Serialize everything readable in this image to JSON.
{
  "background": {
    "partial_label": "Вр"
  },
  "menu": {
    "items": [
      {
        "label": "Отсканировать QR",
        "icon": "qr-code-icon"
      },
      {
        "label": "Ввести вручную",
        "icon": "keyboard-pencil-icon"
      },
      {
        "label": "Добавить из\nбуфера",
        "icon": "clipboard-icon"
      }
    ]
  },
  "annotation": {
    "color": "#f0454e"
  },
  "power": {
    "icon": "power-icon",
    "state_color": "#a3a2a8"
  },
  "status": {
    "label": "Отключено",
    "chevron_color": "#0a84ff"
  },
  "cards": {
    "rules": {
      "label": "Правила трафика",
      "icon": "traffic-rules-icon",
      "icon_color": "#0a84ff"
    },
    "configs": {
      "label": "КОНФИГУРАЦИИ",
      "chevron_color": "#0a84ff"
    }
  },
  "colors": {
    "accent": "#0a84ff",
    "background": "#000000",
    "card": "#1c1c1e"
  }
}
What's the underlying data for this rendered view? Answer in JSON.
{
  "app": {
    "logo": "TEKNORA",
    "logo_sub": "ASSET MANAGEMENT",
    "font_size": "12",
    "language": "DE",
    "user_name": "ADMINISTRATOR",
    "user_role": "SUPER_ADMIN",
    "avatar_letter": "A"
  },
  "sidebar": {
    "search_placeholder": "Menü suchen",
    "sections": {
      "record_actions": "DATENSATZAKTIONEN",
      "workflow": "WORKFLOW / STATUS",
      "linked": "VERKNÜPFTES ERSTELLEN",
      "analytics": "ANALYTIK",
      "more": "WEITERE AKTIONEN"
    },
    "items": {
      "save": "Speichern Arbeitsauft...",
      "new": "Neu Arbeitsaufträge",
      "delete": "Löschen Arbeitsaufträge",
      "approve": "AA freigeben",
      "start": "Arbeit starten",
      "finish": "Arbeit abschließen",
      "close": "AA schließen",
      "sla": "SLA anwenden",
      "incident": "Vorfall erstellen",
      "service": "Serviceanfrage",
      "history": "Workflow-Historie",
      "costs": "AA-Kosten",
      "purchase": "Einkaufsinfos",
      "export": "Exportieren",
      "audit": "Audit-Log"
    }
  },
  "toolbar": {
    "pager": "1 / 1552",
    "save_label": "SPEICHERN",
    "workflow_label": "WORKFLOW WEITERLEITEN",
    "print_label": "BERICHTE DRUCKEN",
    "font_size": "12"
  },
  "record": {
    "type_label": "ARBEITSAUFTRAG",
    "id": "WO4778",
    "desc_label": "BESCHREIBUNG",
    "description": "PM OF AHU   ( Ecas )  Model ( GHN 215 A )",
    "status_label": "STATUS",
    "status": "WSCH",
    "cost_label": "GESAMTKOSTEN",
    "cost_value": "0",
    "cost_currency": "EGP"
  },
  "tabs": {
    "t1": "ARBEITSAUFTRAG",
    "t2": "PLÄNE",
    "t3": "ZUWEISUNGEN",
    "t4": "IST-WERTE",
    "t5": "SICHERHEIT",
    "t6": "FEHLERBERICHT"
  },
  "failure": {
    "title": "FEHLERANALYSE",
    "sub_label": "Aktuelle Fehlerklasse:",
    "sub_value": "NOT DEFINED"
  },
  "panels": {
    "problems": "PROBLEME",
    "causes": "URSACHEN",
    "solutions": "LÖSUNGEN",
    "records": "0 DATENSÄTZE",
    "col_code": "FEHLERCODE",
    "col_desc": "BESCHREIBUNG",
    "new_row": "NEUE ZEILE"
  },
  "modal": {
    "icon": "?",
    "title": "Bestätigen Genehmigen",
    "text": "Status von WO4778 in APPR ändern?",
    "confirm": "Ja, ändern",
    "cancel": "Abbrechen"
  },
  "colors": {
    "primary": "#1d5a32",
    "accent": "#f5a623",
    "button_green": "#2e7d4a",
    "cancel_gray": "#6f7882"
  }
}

********************

THE PROBLEM ::
Copy down the whole of the data above, matching it exactly.

OUTPUT OF THE TASK ::
Serialize everything readable in this image to JSON.
{
  "background": {
    "partial_label": "Вр"
  },
  "menu": {
    "items": [
      {
        "label": "Отсканировать QR",
        "icon": "qr-code-icon"
      },
      {
        "label": "Ввести вручную",
        "icon": "keyboard-pencil-icon"
      },
      {
        "label": "Добавить из\nбуфера",
        "icon": "clipboard-icon"
      }
    ]
  },
  "annotation": {
    "color": "#f0454e"
  },
  "power": {
    "icon": "power-icon",
    "state_color": "#a3a2a8"
  },
  "status": {
    "label": "Отключено",
    "chevron_color": "#0a84ff"
  },
  "cards": {
    "rules": {
      "label": "Правила трафика",
      "icon": "traffic-rules-icon",
      "icon_color": "#0a84ff"
    },
    "configs": {
      "label": "КОНФИГУРАЦИИ",
      "chevron_color": "#0a84ff"
    }
  },
  "colors": {
    "accent": "#0a84ff",
    "background": "#000000",
    "card": "#1c1c1e"
  }
}
What's the underlying data for this rendered view? Answer in JSON.
{
  "app": {
    "logo": "TEKNORA",
    "logo_sub": "ASSET MANAGEMENT",
    "font_size": "12",
    "language": "DE",
    "user_name": "ADMINISTRATOR",
    "user_role": "SUPER_ADMIN",
    "avatar_letter": "A"
  },
  "sidebar": {
    "search_placeholder": "Menü suchen",
    "sections": {
      "record_actions": "DATENSATZAKTIONEN",
      "workflow": "WORKFLOW / STATUS",
      "linked": "VERKNÜPFTES ERSTELLEN",
      "analytics": "ANALYTIK",
      "more": "WEITERE AKTIONEN"
    },
    "items": {
      "save": "Speichern Arbeitsauft...",
      "new": "Neu Arbeitsaufträge",
      "delete": "Löschen Arbeitsaufträge",
      "approve": "AA freigeben",
      "start": "Arbeit starten",
      "finish": "Arbeit abschließen",
      "close": "AA schließen",
      "sla": "SLA anwenden",
      "incident": "Vorfall erstellen",
      "service": "Serviceanfrage",
      "history": "Workflow-Historie",
      "costs": "AA-Kosten",
      "purchase": "Einkaufsinfos",
      "export": "Exportieren",
      "audit": "Audit-Log"
    }
  },
  "toolbar": {
    "pager": "1 / 1552",
    "save_label": "SPEICHERN",
    "workflow_label": "WORKFLOW WEITERLEITEN",
    "print_label": "BERICHTE DRUCKEN",
    "font_size": "12"
  },
  "record": {
    "type_label": "ARBEITSAUFTRAG",
    "id": "WO4778",
    "desc_label": "BESCHREIBUNG",
    "description": "PM OF AHU   ( Ecas )  Model ( GHN 215 A )",
    "status_label": "STATUS",
    "status": "WSCH",
    "cost_label": "GESAMTKOSTEN",
    "cost_value": "0",
    "cost_currency": "EGP"
  },
  "tabs": {
    "t1": "ARBEITSAUFTRAG",
    "t2": "PLÄNE",
    "t3": "ZUWEISUNGEN",
    "t4": "IST-WERTE",
    "t5": "SICHERHEIT",
    "t6": "FEHLERBERICHT"
  },
  "failure": {
    "title": "FEHLERANALYSE",
    "sub_label": "Aktuelle Fehlerklasse:",
    "sub_value": "NOT DEFINED"
  },
  "panels": {
    "problems": "PROBLEME",
    "causes": "URSACHEN",
    "solutions": "LÖSUNGEN",
    "records": "0 DATENSÄTZE",
    "col_code": "FEHLERCODE",
    "col_desc": "BESCHREIBUNG",
    "new_row": "NEUE ZEILE"
  },
  "modal": {
    "icon": "?",
    "title": "Bestätigen Genehmigen",
    "text": "Status von WO4778 in APPR ändern?",
    "confirm": "Ja, ändern",
    "cancel": "Abbrechen"
  },
  "colors": {
    "primary": "#1d5a32",
    "accent": "#f5a623",
    "button_green": "#2e7d4a",
    "cancel_gray": "#6f7882"
  }
}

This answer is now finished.